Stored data
Begin

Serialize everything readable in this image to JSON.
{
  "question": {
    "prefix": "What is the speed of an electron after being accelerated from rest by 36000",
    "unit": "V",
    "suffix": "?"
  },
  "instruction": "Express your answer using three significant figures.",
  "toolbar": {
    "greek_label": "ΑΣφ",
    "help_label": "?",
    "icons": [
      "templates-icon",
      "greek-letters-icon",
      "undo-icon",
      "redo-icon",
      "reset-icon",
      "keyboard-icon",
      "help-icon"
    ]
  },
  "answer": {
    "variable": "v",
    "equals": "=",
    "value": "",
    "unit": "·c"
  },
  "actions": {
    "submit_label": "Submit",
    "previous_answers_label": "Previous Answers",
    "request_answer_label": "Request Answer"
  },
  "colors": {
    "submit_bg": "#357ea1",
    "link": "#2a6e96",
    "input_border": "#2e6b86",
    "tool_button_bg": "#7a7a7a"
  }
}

End

Return the whole listing exactly.

Serialize everything readable in this image to JSON.
{
  "question": {
    "prefix": "What is the speed of an electron after being accelerated from rest by 36000",
    "unit": "V",
    "suffix": "?"
  },
  "instruction": "Express your answer using three significant figures.",
  "toolbar": {
    "greek_label": "ΑΣφ",
    "help_label": "?",
    "icons": [
      "templates-icon",
      "greek-letters-icon",
      "undo-icon",
      "redo-icon",
      "reset-icon",
      "keyboard-icon",
      "help-icon"
    ]
  },
  "answer": {
    "variable": "v",
    "equals": "=",
    "value": "",
    "unit": "·c"
  },
  "actions": {
    "submit_label": "Submit",
    "previous_answers_label": "Previous Answers",
    "request_answer_label": "Request Answer"
  },
  "colors": {
    "submit_bg": "#357ea1",
    "link": "#2a6e96",
    "input_border": "#2e6b86",
    "tool_button_bg": "#7a7a7a"
  }
}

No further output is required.